▸ Supplied text:

LTC/USD, 4-Hour Chart Analysis

LTC continues to trade just above the $46 level, still within a narrow range and a broader triangle pattern. We still expect a break-out in the coming period, with a move towards $50 and the all-time highs near $56. Short-term traders could still wait for a break-out of the triangle before entering into new positions, but the technical picture remains bullish, in all time frames.

Dash

DASH/USD, 4-Hour Chart Analysis

Dash is still trading just below the $300 level, inside the short-term uptrend, after the huge weekend move. The currency might be ready for another push higher, although the long-term picture is already overbought, but short-term traders could still enter new positions here. Support levels are found near $266, between $220 and $230 and at $200.

 

Ethereum Classic

ETC/USD, 4-Hour Chart Analysis

Ethereum Classic finally moved out of the previously dominant downtrend today and it is testing the $16 resistance. Should the break-out hold its ground, the next target of the move is at $18, with further resistance levels found at $20 and near $22. Long-term support is found between $13.50 and $14.50. The long-term picture momentum indicators are still in neutral territory, leaving more room higher for the rally.

▸ Records excerpted from a collection:
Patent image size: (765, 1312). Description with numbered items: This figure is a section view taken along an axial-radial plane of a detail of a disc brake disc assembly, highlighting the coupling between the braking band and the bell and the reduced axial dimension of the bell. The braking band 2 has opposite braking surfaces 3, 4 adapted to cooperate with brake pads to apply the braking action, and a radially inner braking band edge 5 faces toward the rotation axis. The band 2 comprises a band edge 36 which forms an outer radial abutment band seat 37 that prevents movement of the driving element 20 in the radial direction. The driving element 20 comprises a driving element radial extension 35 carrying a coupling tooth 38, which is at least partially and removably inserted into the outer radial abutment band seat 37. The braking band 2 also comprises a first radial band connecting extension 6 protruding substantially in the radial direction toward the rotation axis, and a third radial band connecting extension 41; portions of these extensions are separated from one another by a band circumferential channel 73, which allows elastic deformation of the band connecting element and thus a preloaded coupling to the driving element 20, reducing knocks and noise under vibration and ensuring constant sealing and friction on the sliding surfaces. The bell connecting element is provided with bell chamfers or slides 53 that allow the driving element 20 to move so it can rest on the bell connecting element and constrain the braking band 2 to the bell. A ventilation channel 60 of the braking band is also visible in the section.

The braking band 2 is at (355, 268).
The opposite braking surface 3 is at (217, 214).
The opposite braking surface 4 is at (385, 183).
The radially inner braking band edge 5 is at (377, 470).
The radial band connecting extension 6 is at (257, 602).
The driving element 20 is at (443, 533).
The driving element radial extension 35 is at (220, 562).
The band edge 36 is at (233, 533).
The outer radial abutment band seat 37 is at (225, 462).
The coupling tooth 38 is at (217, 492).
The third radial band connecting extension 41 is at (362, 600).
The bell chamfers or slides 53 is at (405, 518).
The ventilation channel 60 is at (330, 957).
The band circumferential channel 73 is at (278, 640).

▸ What you need to do:
- a) List every support level that the cryptocurrency analysis gives for Dash.
- b) According to the cryptocurrency analysis, where is the long-term support for Ethereum Classic found?
- c) Reproduce the cryptocurrency analysis word for word from "Dash is still" to "and at $200.".

▸ Answers per task:
- a)
- Near $266
- Between $220 and $230
- At $200

- b) Between $13.50 and $14.50.

- c)
Dash is still trading just below the $300 level, inside the short-term uptrend, after the huge weekend move. The currency might be ready for another push higher, although the long-term picture is already overbought, but short-term traders could still enter new positions here. Support levels are found near $266, between $220 and $230 and at $200.